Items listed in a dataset
★ ★ ★ ★ ★

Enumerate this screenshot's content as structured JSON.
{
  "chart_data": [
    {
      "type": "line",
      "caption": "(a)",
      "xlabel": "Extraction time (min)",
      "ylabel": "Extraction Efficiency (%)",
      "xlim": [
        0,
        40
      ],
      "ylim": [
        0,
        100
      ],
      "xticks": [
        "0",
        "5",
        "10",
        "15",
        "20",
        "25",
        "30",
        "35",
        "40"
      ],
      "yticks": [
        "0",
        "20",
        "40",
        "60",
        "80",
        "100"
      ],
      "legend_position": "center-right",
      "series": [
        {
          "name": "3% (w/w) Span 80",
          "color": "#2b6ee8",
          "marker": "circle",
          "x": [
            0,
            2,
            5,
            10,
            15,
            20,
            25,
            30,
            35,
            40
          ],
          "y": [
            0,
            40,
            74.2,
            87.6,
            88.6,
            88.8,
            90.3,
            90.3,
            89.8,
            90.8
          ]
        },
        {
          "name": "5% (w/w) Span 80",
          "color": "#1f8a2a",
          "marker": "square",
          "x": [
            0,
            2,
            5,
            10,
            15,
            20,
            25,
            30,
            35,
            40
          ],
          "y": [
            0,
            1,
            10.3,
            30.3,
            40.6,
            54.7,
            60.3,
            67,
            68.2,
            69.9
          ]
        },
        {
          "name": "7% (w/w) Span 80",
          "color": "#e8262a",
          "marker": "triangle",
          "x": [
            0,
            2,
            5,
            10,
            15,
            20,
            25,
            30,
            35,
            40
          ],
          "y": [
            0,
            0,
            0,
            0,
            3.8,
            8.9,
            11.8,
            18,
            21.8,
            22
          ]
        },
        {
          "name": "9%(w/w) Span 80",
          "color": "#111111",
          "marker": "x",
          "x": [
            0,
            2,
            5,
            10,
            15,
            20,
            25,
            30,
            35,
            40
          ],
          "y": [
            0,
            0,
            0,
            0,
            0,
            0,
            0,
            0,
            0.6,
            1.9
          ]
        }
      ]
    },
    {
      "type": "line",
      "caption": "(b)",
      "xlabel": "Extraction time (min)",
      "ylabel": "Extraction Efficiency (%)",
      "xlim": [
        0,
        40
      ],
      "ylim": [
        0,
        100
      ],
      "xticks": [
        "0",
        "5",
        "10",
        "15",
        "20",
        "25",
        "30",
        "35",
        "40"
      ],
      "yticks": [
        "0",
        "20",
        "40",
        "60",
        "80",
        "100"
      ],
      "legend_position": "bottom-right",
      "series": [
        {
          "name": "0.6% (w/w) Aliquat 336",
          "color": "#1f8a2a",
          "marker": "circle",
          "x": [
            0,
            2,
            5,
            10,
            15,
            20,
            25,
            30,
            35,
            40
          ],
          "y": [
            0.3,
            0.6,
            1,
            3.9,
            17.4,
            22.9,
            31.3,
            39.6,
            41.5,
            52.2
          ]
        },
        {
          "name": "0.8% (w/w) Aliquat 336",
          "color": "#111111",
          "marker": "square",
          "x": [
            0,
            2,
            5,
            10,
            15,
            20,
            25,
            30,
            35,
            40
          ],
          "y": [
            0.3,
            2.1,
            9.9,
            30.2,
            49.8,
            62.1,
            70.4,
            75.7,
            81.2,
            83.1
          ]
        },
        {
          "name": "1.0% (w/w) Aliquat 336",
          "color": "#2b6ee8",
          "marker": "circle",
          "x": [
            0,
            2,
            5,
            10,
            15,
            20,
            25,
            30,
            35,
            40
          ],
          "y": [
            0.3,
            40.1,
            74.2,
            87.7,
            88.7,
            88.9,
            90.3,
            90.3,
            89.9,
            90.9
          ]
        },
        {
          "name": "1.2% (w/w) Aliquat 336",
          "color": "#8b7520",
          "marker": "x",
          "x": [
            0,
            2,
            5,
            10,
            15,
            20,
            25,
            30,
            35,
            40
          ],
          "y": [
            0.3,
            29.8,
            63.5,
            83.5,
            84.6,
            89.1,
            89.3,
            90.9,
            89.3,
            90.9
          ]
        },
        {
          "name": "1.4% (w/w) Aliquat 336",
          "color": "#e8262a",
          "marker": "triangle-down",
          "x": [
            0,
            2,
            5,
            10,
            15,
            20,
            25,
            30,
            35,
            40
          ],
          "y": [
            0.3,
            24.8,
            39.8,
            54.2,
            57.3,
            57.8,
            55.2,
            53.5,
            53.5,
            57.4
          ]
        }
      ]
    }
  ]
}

★ ★ ★ ★ ★

• **GOAL**
Collect each line holding the string "Aliquat".

• **EXERCISE OUTPUT**
          "name": "0.6% (w/w) Aliquat 336",
          "name": "0.8% (w/w) Aliquat 336",
          "name": "1.0% (w/w) Aliquat 336",
          "name": "1.2% (w/w) Aliquat 336",
          "name": "1.4% (w/w) Aliquat 336",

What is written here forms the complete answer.